__EXERCISE BRIEF__
Print out the material that follows word for word.

** Start of MATERIAL PROVIDED **

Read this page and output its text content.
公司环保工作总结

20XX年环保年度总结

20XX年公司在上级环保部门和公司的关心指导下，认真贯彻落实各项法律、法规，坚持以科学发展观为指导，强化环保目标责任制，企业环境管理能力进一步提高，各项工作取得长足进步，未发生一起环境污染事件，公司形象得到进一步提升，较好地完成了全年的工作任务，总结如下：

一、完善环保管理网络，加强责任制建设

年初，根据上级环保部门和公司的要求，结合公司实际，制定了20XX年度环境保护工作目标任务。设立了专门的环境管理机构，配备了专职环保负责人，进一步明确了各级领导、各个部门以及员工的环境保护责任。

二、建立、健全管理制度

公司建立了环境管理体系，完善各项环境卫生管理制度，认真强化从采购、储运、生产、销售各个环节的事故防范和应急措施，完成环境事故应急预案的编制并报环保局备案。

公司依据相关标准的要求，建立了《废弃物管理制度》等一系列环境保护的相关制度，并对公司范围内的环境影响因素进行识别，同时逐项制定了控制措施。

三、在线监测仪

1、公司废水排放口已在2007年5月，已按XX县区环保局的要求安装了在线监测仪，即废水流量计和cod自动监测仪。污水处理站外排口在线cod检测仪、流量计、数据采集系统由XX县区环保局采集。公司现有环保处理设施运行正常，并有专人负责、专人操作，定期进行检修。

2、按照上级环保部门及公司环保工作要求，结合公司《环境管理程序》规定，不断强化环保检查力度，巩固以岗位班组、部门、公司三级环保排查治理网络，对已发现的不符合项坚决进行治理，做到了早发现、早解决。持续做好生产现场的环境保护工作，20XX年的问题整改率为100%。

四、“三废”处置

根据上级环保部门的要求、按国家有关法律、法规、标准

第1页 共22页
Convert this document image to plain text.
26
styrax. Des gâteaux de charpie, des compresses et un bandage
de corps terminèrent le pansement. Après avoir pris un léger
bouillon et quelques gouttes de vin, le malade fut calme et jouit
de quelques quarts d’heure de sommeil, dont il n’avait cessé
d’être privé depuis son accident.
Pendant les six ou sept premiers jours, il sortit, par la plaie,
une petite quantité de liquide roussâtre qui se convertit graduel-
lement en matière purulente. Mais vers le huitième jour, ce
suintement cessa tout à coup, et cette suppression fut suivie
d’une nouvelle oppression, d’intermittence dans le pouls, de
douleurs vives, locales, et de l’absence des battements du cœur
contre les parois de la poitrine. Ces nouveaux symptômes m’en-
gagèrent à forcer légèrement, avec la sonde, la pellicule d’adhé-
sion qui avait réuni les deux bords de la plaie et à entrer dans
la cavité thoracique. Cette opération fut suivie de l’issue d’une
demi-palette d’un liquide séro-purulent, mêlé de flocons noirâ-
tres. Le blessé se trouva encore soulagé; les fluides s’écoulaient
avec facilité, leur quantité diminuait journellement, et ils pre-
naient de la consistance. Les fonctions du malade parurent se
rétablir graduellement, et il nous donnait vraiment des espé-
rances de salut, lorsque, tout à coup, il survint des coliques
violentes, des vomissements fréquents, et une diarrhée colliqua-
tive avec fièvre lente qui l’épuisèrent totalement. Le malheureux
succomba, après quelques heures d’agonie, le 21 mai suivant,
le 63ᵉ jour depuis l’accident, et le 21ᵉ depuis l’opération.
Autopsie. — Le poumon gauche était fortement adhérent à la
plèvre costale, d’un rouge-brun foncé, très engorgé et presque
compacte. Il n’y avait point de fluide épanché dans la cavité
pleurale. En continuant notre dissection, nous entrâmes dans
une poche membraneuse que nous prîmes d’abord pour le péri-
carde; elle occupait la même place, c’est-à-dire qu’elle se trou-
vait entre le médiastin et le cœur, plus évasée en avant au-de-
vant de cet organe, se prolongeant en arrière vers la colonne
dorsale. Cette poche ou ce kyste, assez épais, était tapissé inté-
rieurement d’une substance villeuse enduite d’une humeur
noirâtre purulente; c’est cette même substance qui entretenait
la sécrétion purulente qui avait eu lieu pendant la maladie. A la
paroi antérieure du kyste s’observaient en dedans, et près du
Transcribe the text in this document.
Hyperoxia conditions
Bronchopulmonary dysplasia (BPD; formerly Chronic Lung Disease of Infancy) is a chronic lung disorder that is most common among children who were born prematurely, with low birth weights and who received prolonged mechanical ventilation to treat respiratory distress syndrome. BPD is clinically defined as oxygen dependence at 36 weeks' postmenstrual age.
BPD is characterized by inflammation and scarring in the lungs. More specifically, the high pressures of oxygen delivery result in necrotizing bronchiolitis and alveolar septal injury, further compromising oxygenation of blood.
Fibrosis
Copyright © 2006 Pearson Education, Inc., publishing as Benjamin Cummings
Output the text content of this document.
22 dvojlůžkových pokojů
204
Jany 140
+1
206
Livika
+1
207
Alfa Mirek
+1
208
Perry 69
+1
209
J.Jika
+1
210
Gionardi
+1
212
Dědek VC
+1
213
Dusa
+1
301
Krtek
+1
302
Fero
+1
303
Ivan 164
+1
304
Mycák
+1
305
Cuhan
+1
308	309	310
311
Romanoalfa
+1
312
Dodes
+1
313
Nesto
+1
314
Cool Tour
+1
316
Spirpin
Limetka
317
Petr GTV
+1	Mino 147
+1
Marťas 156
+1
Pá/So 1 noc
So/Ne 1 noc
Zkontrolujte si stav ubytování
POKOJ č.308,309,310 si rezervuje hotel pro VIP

** End of MATERIAL PROVIDED **

__ANSWER TO THE TASK__
Read this page and output its text content.
公司环保工作总结

20XX年环保年度总结

20XX年公司在上级环保部门和公司的关心指导下，认真贯彻落实各项法律、法规，坚持以科学发展观为指导，强化环保目标责任制，企业环境管理能力进一步提高，各项工作取得长足进步，未发生一起环境污染事件，公司形象得到进一步提升，较好地完成了全年的工作任务，总结如下：

一、完善环保管理网络，加强责任制建设

年初，根据上级环保部门和公司的要求，结合公司实际，制定了20XX年度环境保护工作目标任务。设立了专门的环境管理机构，配备了专职环保负责人，进一步明确了各级领导、各个部门以及员工的环境保护责任。

二、建立、健全管理制度

公司建立了环境管理体系，完善各项环境卫生管理制度，认真强化从采购、储运、生产、销售各个环节的事故防范和应急措施，完成环境事故应急预案的编制并报环保局备案。

公司依据相关标准的要求，建立了《废弃物管理制度》等一系列环境保护的相关制度，并对公司范围内的环境影响因素进行识别，同时逐项制定了控制措施。

三、在线监测仪

1、公司废水排放口已在2007年5月，已按XX县区环保局的要求安装了在线监测仪，即废水流量计和cod自动监测仪。污水处理站外排口在线cod检测仪、流量计、数据采集系统由XX县区环保局采集。公司现有环保处理设施运行正常，并有专人负责、专人操作，定期进行检修。

2、按照上级环保部门及公司环保工作要求，结合公司《环境管理程序》规定，不断强化环保检查力度，巩固以岗位班组、部门、公司三级环保排查治理网络，对已发现的不符合项坚决进行治理，做到了早发现、早解决。持续做好生产现场的环境保护工作，20XX年的问题整改率为100%。

四、“三废”处置

根据上级环保部门的要求、按国家有关法律、法规、标准

第1页 共22页
Convert this document image to plain text.
26
styrax. Des gâteaux de charpie, des compresses et un bandage
de corps terminèrent le pansement. Après avoir pris un léger
bouillon et quelques gouttes de vin, le malade fut calme et jouit
de quelques quarts d’heure de sommeil, dont il n’avait cessé
d’être privé depuis son accident.
Pendant les six ou sept premiers jours, il sortit, par la plaie,
une petite quantité de liquide roussâtre qui se convertit graduel-
lement en matière purulente. Mais vers le huitième jour, ce
suintement cessa tout à coup, et cette suppression fut suivie
d’une nouvelle oppression, d’intermittence dans le pouls, de
douleurs vives, locales, et de l’absence des battements du cœur
contre les parois de la poitrine. Ces nouveaux symptômes m’en-
gagèrent à forcer légèrement, avec la sonde, la pellicule d’adhé-
sion qui avait réuni les deux bords de la plaie et à entrer dans
la cavité thoracique. Cette opération fut suivie de l’issue d’une
demi-palette d’un liquide séro-purulent, mêlé de flocons noirâ-
tres. Le blessé se trouva encore soulagé; les fluides s’écoulaient
avec facilité, leur quantité diminuait journellement, et ils pre-
naient de la consistance. Les fonctions du malade parurent se
rétablir graduellement, et il nous donnait vraiment des espé-
rances de salut, lorsque, tout à coup, il survint des coliques
violentes, des vomissements fréquents, et une diarrhée colliqua-
tive avec fièvre lente qui l’épuisèrent totalement. Le malheureux
succomba, après quelques heures d’agonie, le 21 mai suivant,
le 63ᵉ jour depuis l’accident, et le 21ᵉ depuis l’opération.
Autopsie. — Le poumon gauche était fortement adhérent à la
plèvre costale, d’un rouge-brun foncé, très engorgé et presque
compacte. Il n’y avait point de fluide épanché dans la cavité
pleurale. En continuant notre dissection, nous entrâmes dans
une poche membraneuse que nous prîmes d’abord pour le péri-
carde; elle occupait la même place, c’est-à-dire qu’elle se trou-
vait entre le médiastin et le cœur, plus évasée en avant au-de-
vant de cet organe, se prolongeant en arrière vers la colonne
dorsale. Cette poche ou ce kyste, assez épais, était tapissé inté-
rieurement d’une substance villeuse enduite d’une humeur
noirâtre purulente; c’est cette même substance qui entretenait
la sécrétion purulente qui avait eu lieu pendant la maladie. A la
paroi antérieure du kyste s’observaient en dedans, et près du
Transcribe the text in this document.
Hyperoxia conditions
Bronchopulmonary dysplasia (BPD; formerly Chronic Lung Disease of Infancy) is a chronic lung disorder that is most common among children who were born prematurely, with low birth weights and who received prolonged mechanical ventilation to treat respiratory distress syndrome. BPD is clinically defined as oxygen dependence at 36 weeks' postmenstrual age.
BPD is characterized by inflammation and scarring in the lungs. More specifically, the high pressures of oxygen delivery result in necrotizing bronchiolitis and alveolar septal injury, further compromising oxygenation of blood.
Fibrosis
Copyright © 2006 Pearson Education, Inc., publishing as Benjamin Cummings
Output the text content of this document.
22 dvojlůžkových pokojů
204
Jany 140
+1
206
Livika
+1
207
Alfa Mirek
+1
208
Perry 69
+1
209
J.Jika
+1
210
Gionardi
+1
212
Dědek VC
+1
213
Dusa
+1
301
Krtek
+1
302
Fero
+1
303
Ivan 164
+1
304
Mycák
+1
305
Cuhan
+1
308	309	310
311
Romanoalfa
+1
312
Dodes
+1
313
Nesto
+1
314
Cool Tour
+1
316
Spirpin
Limetka
317
Petr GTV
+1	Mino 147
+1
Marťas 156
+1
Pá/So 1 noc
So/Ne 1 noc
Zkontrolujte si stav ubytování
POKOJ č.308,309,310 si rezervuje hotel pro VIP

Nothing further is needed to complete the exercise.